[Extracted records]

-- BEGIN --

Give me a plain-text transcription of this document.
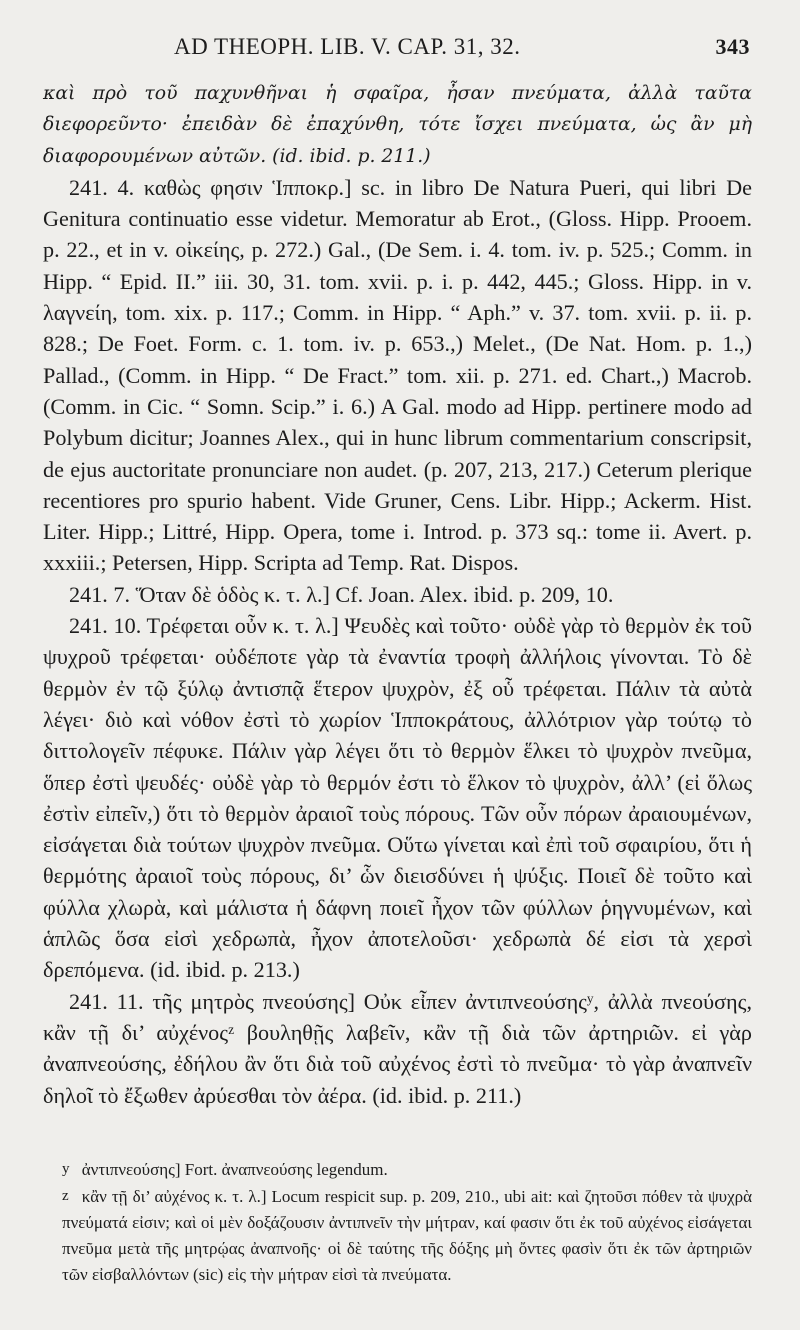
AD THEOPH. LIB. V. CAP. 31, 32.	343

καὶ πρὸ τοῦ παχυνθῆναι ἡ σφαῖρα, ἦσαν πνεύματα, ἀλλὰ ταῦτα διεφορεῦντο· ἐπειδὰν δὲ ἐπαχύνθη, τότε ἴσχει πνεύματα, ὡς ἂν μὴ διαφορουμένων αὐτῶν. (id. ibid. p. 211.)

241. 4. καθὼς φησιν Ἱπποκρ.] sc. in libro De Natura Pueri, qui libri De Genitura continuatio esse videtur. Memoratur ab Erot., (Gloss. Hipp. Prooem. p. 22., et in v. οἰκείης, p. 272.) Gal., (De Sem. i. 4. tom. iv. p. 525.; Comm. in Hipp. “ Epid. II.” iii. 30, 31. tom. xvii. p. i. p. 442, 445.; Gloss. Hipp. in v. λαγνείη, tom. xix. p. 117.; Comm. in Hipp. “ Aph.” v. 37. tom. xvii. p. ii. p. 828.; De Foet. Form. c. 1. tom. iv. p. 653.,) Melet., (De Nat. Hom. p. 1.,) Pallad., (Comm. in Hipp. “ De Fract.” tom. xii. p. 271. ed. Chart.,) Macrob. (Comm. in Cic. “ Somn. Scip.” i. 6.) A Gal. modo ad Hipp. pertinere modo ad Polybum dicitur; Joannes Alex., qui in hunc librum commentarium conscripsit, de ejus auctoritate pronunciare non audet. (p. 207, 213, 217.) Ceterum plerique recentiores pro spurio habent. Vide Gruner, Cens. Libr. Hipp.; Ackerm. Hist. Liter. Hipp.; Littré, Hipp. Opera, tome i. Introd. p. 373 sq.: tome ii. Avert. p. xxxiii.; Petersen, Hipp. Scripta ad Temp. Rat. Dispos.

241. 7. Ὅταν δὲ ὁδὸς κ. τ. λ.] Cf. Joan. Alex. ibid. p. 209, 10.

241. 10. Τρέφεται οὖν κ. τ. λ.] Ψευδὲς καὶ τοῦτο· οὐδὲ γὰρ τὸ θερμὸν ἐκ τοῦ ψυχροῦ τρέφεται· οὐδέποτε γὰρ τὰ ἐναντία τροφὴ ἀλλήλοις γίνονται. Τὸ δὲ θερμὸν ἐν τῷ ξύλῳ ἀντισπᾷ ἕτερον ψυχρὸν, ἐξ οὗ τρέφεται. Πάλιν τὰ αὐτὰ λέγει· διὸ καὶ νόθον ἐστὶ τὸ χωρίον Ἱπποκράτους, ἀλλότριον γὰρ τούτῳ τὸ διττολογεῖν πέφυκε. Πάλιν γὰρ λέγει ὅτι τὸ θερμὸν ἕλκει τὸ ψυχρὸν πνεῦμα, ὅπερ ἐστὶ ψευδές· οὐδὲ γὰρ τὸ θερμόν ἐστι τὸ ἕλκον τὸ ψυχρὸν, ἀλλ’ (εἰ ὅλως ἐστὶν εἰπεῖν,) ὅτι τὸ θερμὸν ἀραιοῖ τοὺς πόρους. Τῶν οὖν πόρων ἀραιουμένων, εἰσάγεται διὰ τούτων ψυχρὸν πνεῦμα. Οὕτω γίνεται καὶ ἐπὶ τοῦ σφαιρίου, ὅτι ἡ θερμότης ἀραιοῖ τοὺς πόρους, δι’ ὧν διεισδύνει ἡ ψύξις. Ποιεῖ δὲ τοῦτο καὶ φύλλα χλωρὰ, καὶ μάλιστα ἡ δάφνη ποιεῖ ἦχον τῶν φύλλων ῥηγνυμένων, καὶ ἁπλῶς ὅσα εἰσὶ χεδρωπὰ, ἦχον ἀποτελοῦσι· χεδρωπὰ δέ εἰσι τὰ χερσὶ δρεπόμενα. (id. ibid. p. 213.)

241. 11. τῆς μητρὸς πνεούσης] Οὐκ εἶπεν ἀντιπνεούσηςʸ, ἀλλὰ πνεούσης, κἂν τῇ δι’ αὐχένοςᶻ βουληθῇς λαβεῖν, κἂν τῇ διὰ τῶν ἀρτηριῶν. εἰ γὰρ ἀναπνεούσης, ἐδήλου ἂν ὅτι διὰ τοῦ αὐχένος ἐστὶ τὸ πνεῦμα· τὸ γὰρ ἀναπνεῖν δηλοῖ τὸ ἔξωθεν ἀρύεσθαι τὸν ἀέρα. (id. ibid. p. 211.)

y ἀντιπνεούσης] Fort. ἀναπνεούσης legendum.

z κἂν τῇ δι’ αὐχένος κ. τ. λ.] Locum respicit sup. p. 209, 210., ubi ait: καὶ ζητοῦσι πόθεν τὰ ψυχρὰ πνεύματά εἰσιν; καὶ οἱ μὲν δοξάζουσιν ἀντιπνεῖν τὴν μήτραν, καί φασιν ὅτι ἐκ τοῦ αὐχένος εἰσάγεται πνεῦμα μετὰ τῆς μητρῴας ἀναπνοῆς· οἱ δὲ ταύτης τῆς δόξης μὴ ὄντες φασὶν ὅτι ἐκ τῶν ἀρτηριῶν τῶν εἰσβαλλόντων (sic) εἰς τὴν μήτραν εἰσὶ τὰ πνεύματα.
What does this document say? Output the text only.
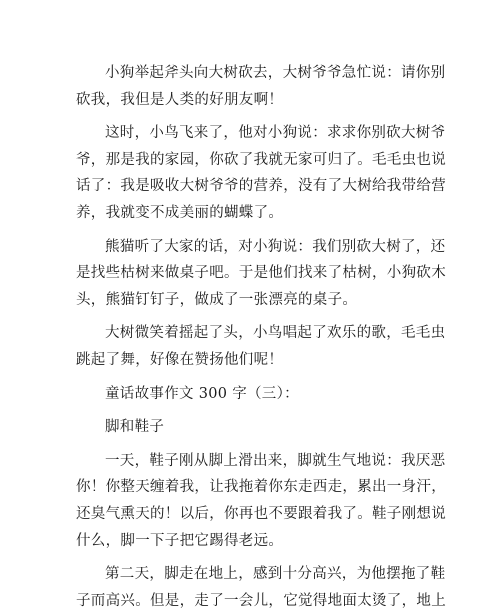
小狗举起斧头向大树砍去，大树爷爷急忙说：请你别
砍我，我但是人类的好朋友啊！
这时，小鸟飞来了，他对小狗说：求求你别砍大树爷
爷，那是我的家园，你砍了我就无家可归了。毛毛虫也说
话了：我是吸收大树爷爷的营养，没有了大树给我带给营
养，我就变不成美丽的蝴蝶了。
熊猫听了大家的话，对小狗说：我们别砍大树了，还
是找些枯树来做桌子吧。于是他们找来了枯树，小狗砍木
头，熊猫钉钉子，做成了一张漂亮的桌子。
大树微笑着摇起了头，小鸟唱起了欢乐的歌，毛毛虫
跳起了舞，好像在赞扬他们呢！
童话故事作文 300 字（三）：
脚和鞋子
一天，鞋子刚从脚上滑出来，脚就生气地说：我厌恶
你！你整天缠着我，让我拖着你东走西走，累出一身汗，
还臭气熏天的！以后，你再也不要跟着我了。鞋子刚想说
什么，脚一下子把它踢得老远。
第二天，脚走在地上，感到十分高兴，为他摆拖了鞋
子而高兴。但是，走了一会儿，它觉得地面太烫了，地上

-- END --

### Written problem
Each line that holds the word "ἐστὶ" is to be copied.

### Solution for this problem
241. 10. Τρέφεται οὖν κ. τ. λ.] Ψευδὲς καὶ τοῦτο· οὐδὲ γὰρ τὸ θερμὸν ἐκ τοῦ ψυχροῦ τρέφεται· οὐδέποτε γὰρ τὰ ἐναντία τροφὴ ἀλλήλοις γίνονται. Τὸ δὲ θερμὸν ἐν τῷ ξύλῳ ἀντισπᾷ ἕτερον ψυχρὸν, ἐξ οὗ τρέφεται. Πάλιν τὰ αὐτὰ λέγει· διὸ καὶ νόθον ἐστὶ τὸ χωρίον Ἱπποκράτους, ἀλλότριον γὰρ τούτῳ τὸ διττολογεῖν πέφυκε. Πάλιν γὰρ λέγει ὅτι τὸ θερμὸν ἕλκει τὸ ψυχρὸν πνεῦμα, ὅπερ ἐστὶ ψευδές· οὐδὲ γὰρ τὸ θερμόν ἐστι τὸ ἕλκον τὸ ψυχρὸν, ἀλλ’ (εἰ ὅλως ἐστὶν εἰπεῖν,) ὅτι τὸ θερμὸν ἀραιοῖ τοὺς πόρους. Τῶν οὖν πόρων ἀραιουμένων, εἰσάγεται διὰ τούτων ψυχρὸν πνεῦμα. Οὕτω γίνεται καὶ ἐπὶ τοῦ σφαιρίου, ὅτι ἡ θερμότης ἀραιοῖ τοὺς πόρους, δι’ ὧν διεισδύνει ἡ ψύξις. Ποιεῖ δὲ τοῦτο καὶ φύλλα χλωρὰ, καὶ μάλιστα ἡ δάφνη ποιεῖ ἦχον τῶν φύλλων ῥηγνυμένων, καὶ ἁπλῶς ὅσα εἰσὶ χεδρωπὰ, ἦχον ἀποτελοῦσι· χεδρωπὰ δέ εἰσι τὰ χερσὶ δρεπόμενα. (id. ibid. p. 213.)
241. 11. τῆς μητρὸς πνεούσης] Οὐκ εἶπεν ἀντιπνεούσηςʸ, ἀλλὰ πνεούσης, κἂν τῇ δι’ αὐχένοςᶻ βουληθῇς λαβεῖν, κἂν τῇ διὰ τῶν ἀρτηριῶν. εἰ γὰρ ἀναπνεούσης, ἐδήλου ἂν ὅτι διὰ τοῦ αὐχένος ἐστὶ τὸ πνεῦμα· τὸ γὰρ ἀναπνεῖν δηλοῖ τὸ ἔξωθεν ἀρύεσθαι τὸν ἀέρα. (id. ibid. p. 211.)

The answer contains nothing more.